Dataset records on visual material:
——

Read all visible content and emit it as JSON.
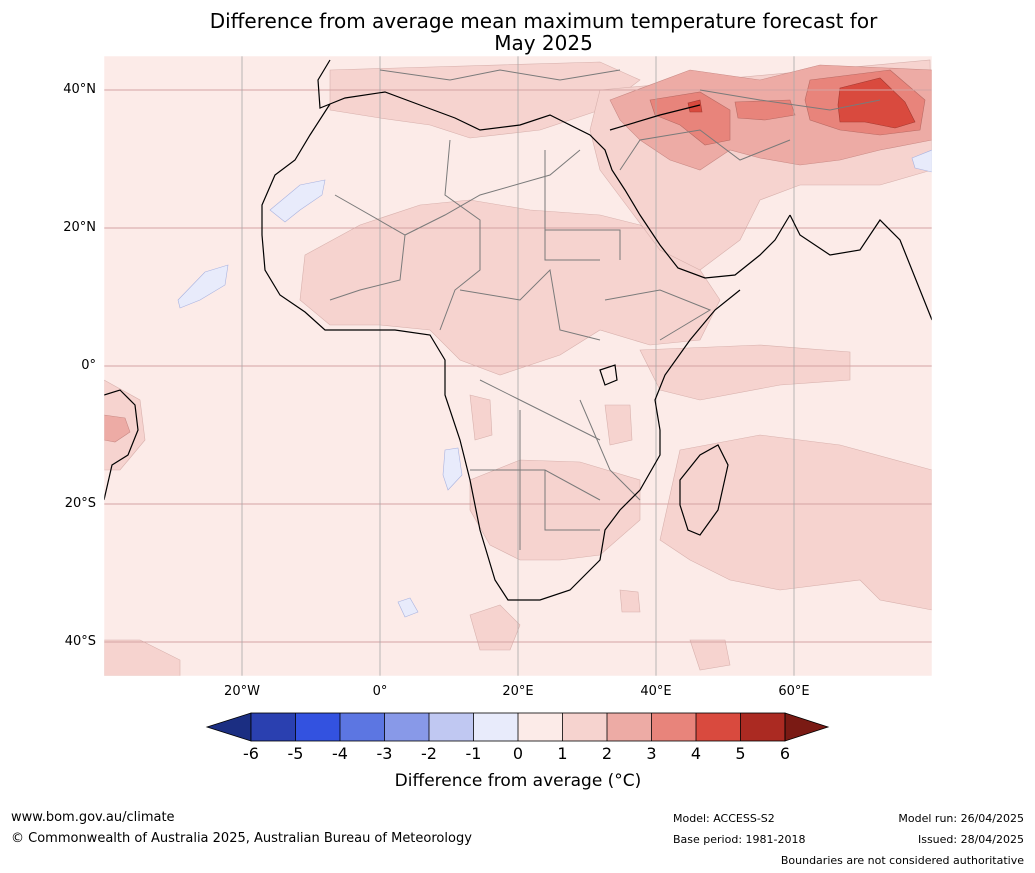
{
  "title_line1": "Difference from average mean maximum temperature forecast for",
  "title_line2": "May 2025",
  "map": {
    "lat_labels": [
      "40°N",
      "20°N",
      "0°",
      "20°S",
      "40°S"
    ],
    "lon_labels": [
      "20°W",
      "0°",
      "20°E",
      "40°E",
      "60°E"
    ]
  },
  "colorbar": {
    "ticks": [
      "-6",
      "-5",
      "-4",
      "-3",
      "-2",
      "-1",
      "0",
      "1",
      "2",
      "3",
      "4",
      "5",
      "6"
    ],
    "label": "Difference from average (°C)",
    "colors": [
      "#1b2e82",
      "#2a40b0",
      "#3352e0",
      "#5c76e2",
      "#8899e8",
      "#c0c8f2",
      "#e8ebfb",
      "#fcebe8",
      "#f6d3cf",
      "#edaba5",
      "#e8847b",
      "#d94a3e",
      "#ab2a22",
      "#7a1a14"
    ]
  },
  "footer": {
    "website": "www.bom.gov.au/climate",
    "copyright": "© Commonwealth of Australia 2025, Australian Bureau of Meteorology",
    "model": "Model: ACCESS-S2",
    "base_period": "Base period: 1981-2018",
    "model_run": "Model run: 26/04/2025",
    "issued": "Issued: 28/04/2025",
    "disclaimer": "Boundaries are not considered authoritative"
  }
}
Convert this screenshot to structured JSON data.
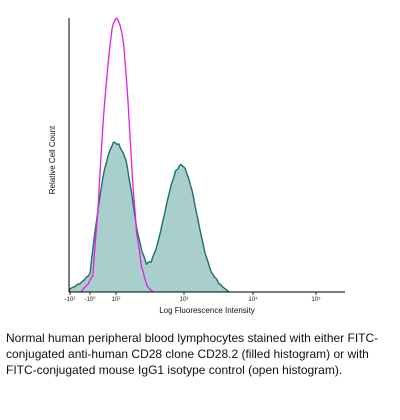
{
  "chart_data": {
    "type": "area",
    "ylabel": "Relative Cell Count",
    "xlabel": "Log Fluorescence Intensity",
    "scale": "log (biexponential near zero)",
    "xticks": [
      {
        "label": "-10¹",
        "value": -10
      },
      {
        "label": "-10⁰",
        "value": -1
      },
      {
        "label": "10²",
        "value": 100
      },
      {
        "label": "10³",
        "value": 1000
      },
      {
        "label": "10⁴",
        "value": 10000
      },
      {
        "label": "10⁵",
        "value": 100000
      }
    ],
    "series": [
      {
        "style": "filled",
        "color": "#1f6f6e",
        "fill": "#a8cfcb",
        "points": [
          [
            -40,
            0
          ],
          [
            -15,
            0.01
          ],
          [
            -5,
            0.03
          ],
          [
            -1,
            0.07
          ],
          [
            10,
            0.16
          ],
          [
            30,
            0.3
          ],
          [
            50,
            0.42
          ],
          [
            70,
            0.5
          ],
          [
            90,
            0.55
          ],
          [
            110,
            0.54
          ],
          [
            140,
            0.48
          ],
          [
            170,
            0.36
          ],
          [
            200,
            0.24
          ],
          [
            240,
            0.15
          ],
          [
            280,
            0.1
          ],
          [
            330,
            0.11
          ],
          [
            400,
            0.17
          ],
          [
            500,
            0.27
          ],
          [
            620,
            0.37
          ],
          [
            750,
            0.44
          ],
          [
            900,
            0.47
          ],
          [
            1050,
            0.45
          ],
          [
            1300,
            0.37
          ],
          [
            1600,
            0.26
          ],
          [
            2000,
            0.15
          ],
          [
            2500,
            0.07
          ],
          [
            3200,
            0.03
          ],
          [
            4500,
            0.0
          ]
        ]
      },
      {
        "style": "open",
        "color": "#e21ee2",
        "points": [
          [
            -5,
            0
          ],
          [
            10,
            0.06
          ],
          [
            30,
            0.3
          ],
          [
            50,
            0.62
          ],
          [
            70,
            0.85
          ],
          [
            85,
            0.97
          ],
          [
            100,
            1.0
          ],
          [
            115,
            0.97
          ],
          [
            130,
            0.9
          ],
          [
            150,
            0.7
          ],
          [
            175,
            0.42
          ],
          [
            200,
            0.22
          ],
          [
            240,
            0.08
          ],
          [
            290,
            0.02
          ],
          [
            350,
            0.0
          ]
        ]
      }
    ],
    "grid": false,
    "legend": "none"
  },
  "caption": "Normal human peripheral blood lymphocytes stained with either FITC-conjugated anti-human CD28 clone CD28.2 (filled histogram) or with FITC-conjugated mouse IgG1 isotype control (open histogram)."
}
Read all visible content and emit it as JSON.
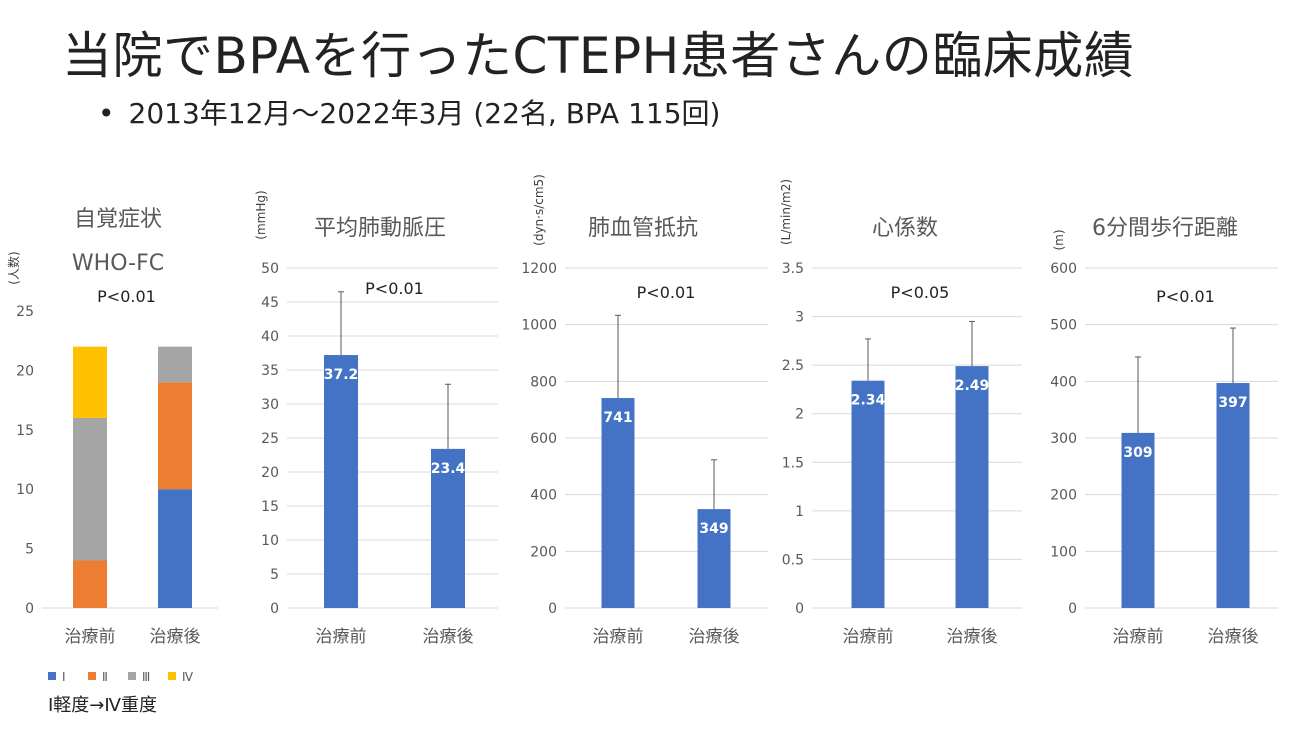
{
  "slide": {
    "title": "当院でBPAを行ったCTEPH患者さんの臨床成績",
    "bullet": "•",
    "subtitle": "2013年12月～2022年3月 (22名, BPA 115回)",
    "note": "Ⅰ軽度→Ⅳ重度"
  },
  "colors": {
    "bar": "#4472C4",
    "class_I": "#4472C4",
    "class_II": "#ED7D31",
    "class_III": "#A5A5A5",
    "class_IV": "#FFC000",
    "grid": "#D9D9D9"
  },
  "chart_data": [
    {
      "type": "bar",
      "stacked": true,
      "title": [
        "自覚症状",
        "WHO-FC"
      ],
      "ylabel": "(人数)",
      "annotation": "P<0.01",
      "categories": [
        "治療前",
        "治療後"
      ],
      "ylim": [
        0,
        25
      ],
      "yticks": [
        0,
        5,
        10,
        15,
        20,
        25
      ],
      "grid": false,
      "legend": "bottom-left",
      "series": [
        {
          "name": "Ⅰ",
          "values": [
            0,
            10
          ]
        },
        {
          "name": "Ⅱ",
          "values": [
            4,
            9
          ]
        },
        {
          "name": "Ⅲ",
          "values": [
            12,
            3
          ]
        },
        {
          "name": "Ⅳ",
          "values": [
            6,
            0
          ]
        }
      ]
    },
    {
      "type": "bar",
      "title": "平均肺動脈圧",
      "ylabel": "(mmHg)",
      "annotation": "P<0.01",
      "categories": [
        "治療前",
        "治療後"
      ],
      "values": [
        37.2,
        23.4
      ],
      "error_upper": [
        46.5,
        32.9
      ],
      "data_labels": [
        "37.2",
        "23.4"
      ],
      "ylim": [
        0,
        50
      ],
      "yticks": [
        0,
        5,
        10,
        15,
        20,
        25,
        30,
        35,
        40,
        45,
        50
      ],
      "grid": true
    },
    {
      "type": "bar",
      "title": "肺血管抵抗",
      "ylabel": "(dyn·s/cm5)",
      "annotation": "P<0.01",
      "categories": [
        "治療前",
        "治療後"
      ],
      "values": [
        741,
        349
      ],
      "error_upper": [
        1033,
        523
      ],
      "data_labels": [
        "741",
        "349"
      ],
      "ylim": [
        0,
        1200
      ],
      "yticks": [
        0,
        200,
        400,
        600,
        800,
        1000,
        1200
      ],
      "grid": true
    },
    {
      "type": "bar",
      "title": "心係数",
      "ylabel": "(L/min/m2)",
      "annotation": "P<0.05",
      "categories": [
        "治療前",
        "治療後"
      ],
      "values": [
        2.34,
        2.49
      ],
      "error_upper": [
        2.77,
        2.95
      ],
      "data_labels": [
        "2.34",
        "2.49"
      ],
      "ylim": [
        0,
        3.5
      ],
      "yticks": [
        0,
        0.5,
        1,
        1.5,
        2,
        2.5,
        3,
        3.5
      ],
      "grid": true
    },
    {
      "type": "bar",
      "title": "6分間歩行距離",
      "ylabel": "(m)",
      "annotation": "P<0.01",
      "categories": [
        "治療前",
        "治療後"
      ],
      "values": [
        309,
        397
      ],
      "error_upper": [
        443,
        494
      ],
      "data_labels": [
        "309",
        "397"
      ],
      "ylim": [
        0,
        600
      ],
      "yticks": [
        0,
        100,
        200,
        300,
        400,
        500,
        600
      ],
      "grid": true
    }
  ]
}
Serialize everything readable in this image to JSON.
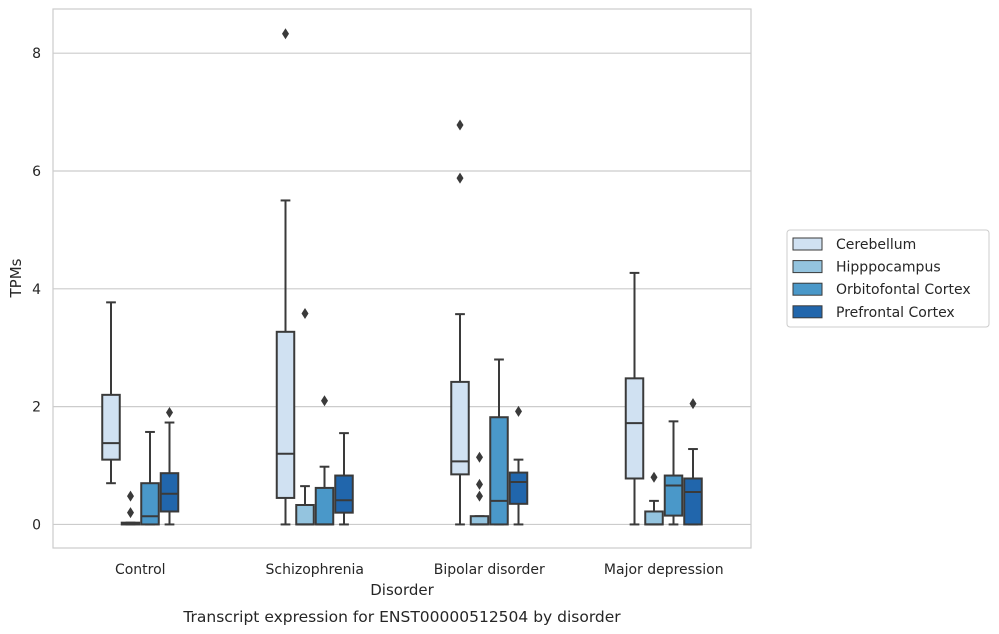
{
  "chart_data": {
    "type": "box",
    "xlabel": "Disorder",
    "ylabel": "TPMs",
    "caption": "Transcript expression for ENST00000512504 by disorder",
    "ylim": [
      -0.4,
      8.75
    ],
    "yticks": [
      "0",
      "2",
      "4",
      "6",
      "8"
    ],
    "grid": true,
    "legend_position": "right",
    "categories": [
      "Control",
      "Schizophrenia",
      "Bipolar disorder",
      "Major depression"
    ],
    "series": [
      {
        "name": "Cerebellum",
        "color": "#d0e1f2",
        "boxes": [
          {
            "min": 0.7,
            "q1": 1.1,
            "median": 1.38,
            "q3": 2.2,
            "max": 3.77,
            "outliers": []
          },
          {
            "min": 0.0,
            "q1": 0.45,
            "median": 1.2,
            "q3": 3.27,
            "max": 5.5,
            "outliers": [
              8.33
            ]
          },
          {
            "min": 0.0,
            "q1": 0.85,
            "median": 1.07,
            "q3": 2.42,
            "max": 3.57,
            "outliers": [
              6.78,
              5.88
            ]
          },
          {
            "min": 0.0,
            "q1": 0.78,
            "median": 1.72,
            "q3": 2.48,
            "max": 4.27,
            "outliers": []
          }
        ]
      },
      {
        "name": "Hipppocampus",
        "color": "#94c4df",
        "boxes": [
          {
            "min": 0.0,
            "q1": 0.0,
            "median": 0.01,
            "q3": 0.03,
            "max": 0.03,
            "outliers": [
              0.48,
              0.2
            ]
          },
          {
            "min": 0.0,
            "q1": 0.0,
            "median": 0.0,
            "q3": 0.33,
            "max": 0.65,
            "outliers": [
              3.58
            ]
          },
          {
            "min": 0.0,
            "q1": 0.0,
            "median": 0.0,
            "q3": 0.14,
            "max": 0.14,
            "outliers": [
              1.14,
              0.68,
              0.48
            ]
          },
          {
            "min": 0.0,
            "q1": 0.0,
            "median": 0.0,
            "q3": 0.22,
            "max": 0.4,
            "outliers": [
              0.8
            ]
          }
        ]
      },
      {
        "name": "Orbitofontal Cortex",
        "color": "#4a98c9",
        "boxes": [
          {
            "min": 0.0,
            "q1": 0.0,
            "median": 0.14,
            "q3": 0.7,
            "max": 1.57,
            "outliers": []
          },
          {
            "min": 0.0,
            "q1": 0.0,
            "median": 0.0,
            "q3": 0.62,
            "max": 0.98,
            "outliers": [
              2.1
            ]
          },
          {
            "min": 0.0,
            "q1": 0.0,
            "median": 0.4,
            "q3": 1.82,
            "max": 2.8,
            "outliers": []
          },
          {
            "min": 0.0,
            "q1": 0.15,
            "median": 0.66,
            "q3": 0.83,
            "max": 1.75,
            "outliers": []
          }
        ]
      },
      {
        "name": "Prefrontal Cortex",
        "color": "#2166ac",
        "boxes": [
          {
            "min": 0.0,
            "q1": 0.22,
            "median": 0.52,
            "q3": 0.87,
            "max": 1.73,
            "outliers": [
              1.9
            ]
          },
          {
            "min": 0.0,
            "q1": 0.2,
            "median": 0.41,
            "q3": 0.83,
            "max": 1.55,
            "outliers": []
          },
          {
            "min": 0.0,
            "q1": 0.35,
            "median": 0.72,
            "q3": 0.88,
            "max": 1.1,
            "outliers": [
              1.92
            ]
          },
          {
            "min": 0.0,
            "q1": 0.0,
            "median": 0.55,
            "q3": 0.78,
            "max": 1.28,
            "outliers": [
              2.05
            ]
          }
        ]
      }
    ]
  }
}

——

• _WHAT IS BEING ASKED_:
Find every line in the records that contains the word "from"; copy those lines.

• _ANSWER TO THE EXERCISE_:
  "title_line1": "Difference from average mean maximum temperature forecast for",
    "label": "Difference from average (°C)",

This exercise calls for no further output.